#### WHAT IS ASKED:
Make an exact copy of the lines below.

··· RECORDS PROVIDED

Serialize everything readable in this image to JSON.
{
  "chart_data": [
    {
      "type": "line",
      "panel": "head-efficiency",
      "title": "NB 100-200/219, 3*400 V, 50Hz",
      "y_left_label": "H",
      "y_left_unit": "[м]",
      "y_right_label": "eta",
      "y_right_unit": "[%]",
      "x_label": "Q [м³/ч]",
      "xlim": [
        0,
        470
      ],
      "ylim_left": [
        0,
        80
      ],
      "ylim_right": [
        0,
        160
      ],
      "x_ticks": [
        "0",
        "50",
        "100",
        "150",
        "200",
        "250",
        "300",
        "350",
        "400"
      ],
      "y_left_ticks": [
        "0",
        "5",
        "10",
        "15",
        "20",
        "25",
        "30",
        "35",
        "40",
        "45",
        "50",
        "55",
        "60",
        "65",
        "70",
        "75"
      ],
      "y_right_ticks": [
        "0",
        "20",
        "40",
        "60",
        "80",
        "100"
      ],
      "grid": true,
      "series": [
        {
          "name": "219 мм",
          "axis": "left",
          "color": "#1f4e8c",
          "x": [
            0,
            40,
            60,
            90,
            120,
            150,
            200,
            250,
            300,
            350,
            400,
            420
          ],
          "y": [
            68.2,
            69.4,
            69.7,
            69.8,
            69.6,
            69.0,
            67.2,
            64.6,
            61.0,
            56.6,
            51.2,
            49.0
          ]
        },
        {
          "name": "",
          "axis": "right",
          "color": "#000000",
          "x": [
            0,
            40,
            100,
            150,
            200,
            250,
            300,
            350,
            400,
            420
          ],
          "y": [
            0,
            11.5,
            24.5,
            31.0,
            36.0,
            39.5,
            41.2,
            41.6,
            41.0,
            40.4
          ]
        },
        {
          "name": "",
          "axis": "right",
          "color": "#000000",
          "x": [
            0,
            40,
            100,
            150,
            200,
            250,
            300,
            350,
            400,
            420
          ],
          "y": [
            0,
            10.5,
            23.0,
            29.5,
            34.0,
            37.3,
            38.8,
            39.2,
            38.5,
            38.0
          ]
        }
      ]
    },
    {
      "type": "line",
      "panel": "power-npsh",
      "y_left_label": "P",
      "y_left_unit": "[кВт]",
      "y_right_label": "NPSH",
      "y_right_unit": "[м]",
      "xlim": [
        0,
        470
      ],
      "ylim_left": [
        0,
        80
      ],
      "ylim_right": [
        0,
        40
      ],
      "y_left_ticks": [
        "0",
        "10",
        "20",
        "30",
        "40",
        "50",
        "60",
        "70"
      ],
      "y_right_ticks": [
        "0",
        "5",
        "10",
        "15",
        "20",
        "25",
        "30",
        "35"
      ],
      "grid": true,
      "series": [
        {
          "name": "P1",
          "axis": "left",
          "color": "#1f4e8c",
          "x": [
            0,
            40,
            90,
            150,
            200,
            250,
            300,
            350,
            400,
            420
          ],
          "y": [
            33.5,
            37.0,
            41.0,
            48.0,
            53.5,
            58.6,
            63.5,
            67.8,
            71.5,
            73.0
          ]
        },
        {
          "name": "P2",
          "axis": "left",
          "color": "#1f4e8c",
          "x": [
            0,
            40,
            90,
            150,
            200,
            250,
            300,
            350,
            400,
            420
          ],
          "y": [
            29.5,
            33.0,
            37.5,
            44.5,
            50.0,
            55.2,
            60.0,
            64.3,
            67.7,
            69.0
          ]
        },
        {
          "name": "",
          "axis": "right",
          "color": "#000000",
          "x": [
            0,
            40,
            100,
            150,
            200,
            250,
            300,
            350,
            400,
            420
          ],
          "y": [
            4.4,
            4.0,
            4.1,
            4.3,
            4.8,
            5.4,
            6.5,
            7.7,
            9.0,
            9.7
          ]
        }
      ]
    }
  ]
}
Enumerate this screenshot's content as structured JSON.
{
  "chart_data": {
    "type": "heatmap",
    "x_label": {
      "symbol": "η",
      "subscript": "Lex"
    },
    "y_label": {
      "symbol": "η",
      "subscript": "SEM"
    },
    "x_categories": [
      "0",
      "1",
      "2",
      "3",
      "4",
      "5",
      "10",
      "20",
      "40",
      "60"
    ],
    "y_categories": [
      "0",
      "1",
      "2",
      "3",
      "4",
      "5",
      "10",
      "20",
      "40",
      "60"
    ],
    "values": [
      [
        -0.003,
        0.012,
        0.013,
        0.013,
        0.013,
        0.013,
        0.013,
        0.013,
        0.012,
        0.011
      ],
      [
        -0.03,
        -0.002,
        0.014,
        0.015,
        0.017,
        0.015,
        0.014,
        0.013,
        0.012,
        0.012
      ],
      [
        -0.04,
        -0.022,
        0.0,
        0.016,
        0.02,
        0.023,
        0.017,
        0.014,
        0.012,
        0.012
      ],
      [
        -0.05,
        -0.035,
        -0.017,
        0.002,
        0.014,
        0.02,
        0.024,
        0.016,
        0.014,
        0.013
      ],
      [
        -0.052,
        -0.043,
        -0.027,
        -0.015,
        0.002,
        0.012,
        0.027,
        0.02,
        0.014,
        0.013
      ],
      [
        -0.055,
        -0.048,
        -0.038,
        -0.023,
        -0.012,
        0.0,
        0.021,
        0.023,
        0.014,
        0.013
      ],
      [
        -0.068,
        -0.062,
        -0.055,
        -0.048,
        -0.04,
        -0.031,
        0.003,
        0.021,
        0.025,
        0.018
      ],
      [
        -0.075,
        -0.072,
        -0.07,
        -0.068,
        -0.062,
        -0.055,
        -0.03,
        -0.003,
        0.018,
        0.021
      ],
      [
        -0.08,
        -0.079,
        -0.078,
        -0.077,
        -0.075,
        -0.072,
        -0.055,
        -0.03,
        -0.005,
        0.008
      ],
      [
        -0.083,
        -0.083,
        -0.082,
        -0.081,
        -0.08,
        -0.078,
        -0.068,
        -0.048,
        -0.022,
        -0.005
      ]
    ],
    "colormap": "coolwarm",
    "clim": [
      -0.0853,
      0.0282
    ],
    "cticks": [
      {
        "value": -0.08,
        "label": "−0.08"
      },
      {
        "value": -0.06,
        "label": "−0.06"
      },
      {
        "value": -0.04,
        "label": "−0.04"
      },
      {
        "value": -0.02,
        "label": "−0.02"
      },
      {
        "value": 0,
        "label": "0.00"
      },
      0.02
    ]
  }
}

······

#### WRITTEN SOLUTION:
Serialize everything readable in this image to JSON.
{
  "chart_data": [
    {
      "type": "line",
      "panel": "head-efficiency",
      "title": "NB 100-200/219, 3*400 V, 50Hz",
      "y_left_label": "H",
      "y_left_unit": "[м]",
      "y_right_label": "eta",
      "y_right_unit": "[%]",
      "x_label": "Q [м³/ч]",
      "xlim": [
        0,
        470
      ],
      "ylim_left": [
        0,
        80
      ],
      "ylim_right": [
        0,
        160
      ],
      "x_ticks": [
        "0",
        "50",
        "100",
        "150",
        "200",
        "250",
        "300",
        "350",
        "400"
      ],
      "y_left_ticks": [
        "0",
        "5",
        "10",
        "15",
        "20",
        "25",
        "30",
        "35",
        "40",
        "45",
        "50",
        "55",
        "60",
        "65",
        "70",
        "75"
      ],
      "y_right_ticks": [
        "0",
        "20",
        "40",
        "60",
        "80",
        "100"
      ],
      "grid": true,
      "series": [
        {
          "name": "219 мм",
          "axis": "left",
          "color": "#1f4e8c",
          "x": [
            0,
            40,
            60,
            90,
            120,
            150,
            200,
            250,
            300,
            350,
            400,
            420
          ],
          "y": [
            68.2,
            69.4,
            69.7,
            69.8,
            69.6,
            69.0,
            67.2,
            64.6,
            61.0,
            56.6,
            51.2,
            49.0
          ]
        },
        {
          "name": "",
          "axis": "right",
          "color": "#000000",
          "x": [
            0,
            40,
            100,
            150,
            200,
            250,
            300,
            350,
            400,
            420
          ],
          "y": [
            0,
            11.5,
            24.5,
            31.0,
            36.0,
            39.5,
            41.2,
            41.6,
            41.0,
            40.4
          ]
        },
        {
          "name": "",
          "axis": "right",
          "color": "#000000",
          "x": [
            0,
            40,
            100,
            150,
            200,
            250,
            300,
            350,
            400,
            420
          ],
          "y": [
            0,
            10.5,
            23.0,
            29.5,
            34.0,
            37.3,
            38.8,
            39.2,
            38.5,
            38.0
          ]
        }
      ]
    },
    {
      "type": "line",
      "panel": "power-npsh",
      "y_left_label": "P",
      "y_left_unit": "[кВт]",
      "y_right_label": "NPSH",
      "y_right_unit": "[м]",
      "xlim": [
        0,
        470
      ],
      "ylim_left": [
        0,
        80
      ],
      "ylim_right": [
        0,
        40
      ],
      "y_left_ticks": [
        "0",
        "10",
        "20",
        "30",
        "40",
        "50",
        "60",
        "70"
      ],
      "y_right_ticks": [
        "0",
        "5",
        "10",
        "15",
        "20",
        "25",
        "30",
        "35"
      ],
      "grid": true,
      "series": [
        {
          "name": "P1",
          "axis": "left",
          "color": "#1f4e8c",
          "x": [
            0,
            40,
            90,
            150,
            200,
            250,
            300,
            350,
            400,
            420
          ],
          "y": [
            33.5,
            37.0,
            41.0,
            48.0,
            53.5,
            58.6,
            63.5,
            67.8,
            71.5,
            73.0
          ]
        },
        {
          "name": "P2",
          "axis": "left",
          "color": "#1f4e8c",
          "x": [
            0,
            40,
            90,
            150,
            200,
            250,
            300,
            350,
            400,
            420
          ],
          "y": [
            29.5,
            33.0,
            37.5,
            44.5,
            50.0,
            55.2,
            60.0,
            64.3,
            67.7,
            69.0
          ]
        },
        {
          "name": "",
          "axis": "right",
          "color": "#000000",
          "x": [
            0,
            40,
            100,
            150,
            200,
            250,
            300,
            350,
            400,
            420
          ],
          "y": [
            4.4,
            4.0,
            4.1,
            4.3,
            4.8,
            5.4,
            6.5,
            7.7,
            9.0,
            9.7
          ]
        }
      ]
    }
  ]
}
Enumerate this screenshot's content as structured JSON.
{
  "chart_data": {
    "type": "heatmap",
    "x_label": {
      "symbol": "η",
      "subscript": "Lex"
    },
    "y_label": {
      "symbol": "η",
      "subscript": "SEM"
    },
    "x_categories": [
      "0",
      "1",
      "2",
      "3",
      "4",
      "5",
      "10",
      "20",
      "40",
      "60"
    ],
    "y_categories": [
      "0",
      "1",
      "2",
      "3",
      "4",
      "5",
      "10",
      "20",
      "40",
      "60"
    ],
    "values": [
      [
        -0.003,
        0.012,
        0.013,
        0.013,
        0.013,
        0.013,
        0.013,
        0.013,
        0.012,
        0.011
      ],
      [
        -0.03,
        -0.002,
        0.014,
        0.015,
        0.017,
        0.015,
        0.014,
        0.013,
        0.012,
        0.012
      ],
      [
        -0.04,
        -0.022,
        0.0,
        0.016,
        0.02,
        0.023,
        0.017,
        0.014,
        0.012,
        0.012
      ],
      [
        -0.05,
        -0.035,
        -0.017,
        0.002,
        0.014,
        0.02,
        0.024,
        0.016,
        0.014,
        0.013
      ],
      [
        -0.052,
        -0.043,
        -0.027,
        -0.015,
        0.002,
        0.012,
        0.027,
        0.02,
        0.014,
        0.013
      ],
      [
        -0.055,
        -0.048,
        -0.038,
        -0.023,
        -0.012,
        0.0,
        0.021,
        0.023,
        0.014,
        0.013
      ],
      [
        -0.068,
        -0.062,
        -0.055,
        -0.048,
        -0.04,
        -0.031,
        0.003,
        0.021,
        0.025,
        0.018
      ],
      [
        -0.075,
        -0.072,
        -0.07,
        -0.068,
        -0.062,
        -0.055,
        -0.03,
        -0.003,
        0.018,
        0.021
      ],
      [
        -0.08,
        -0.079,
        -0.078,
        -0.077,
        -0.075,
        -0.072,
        -0.055,
        -0.03,
        -0.005,
        0.008
      ],
      [
        -0.083,
        -0.083,
        -0.082,
        -0.081,
        -0.08,
        -0.078,
        -0.068,
        -0.048,
        -0.022,
        -0.005
      ]
    ],
    "colormap": "coolwarm",
    "clim": [
      -0.0853,
      0.0282
    ],
    "cticks": [
      {
        "value": -0.08,
        "label": "−0.08"
      },
      {
        "value": -0.06,
        "label": "−0.06"
      },
      {
        "value": -0.04,
        "label": "−0.04"
      },
      {
        "value": -0.02,
        "label": "−0.02"
      },
      {
        "value": 0,
        "label": "0.00"
      },
      0.02
    ]
  }
}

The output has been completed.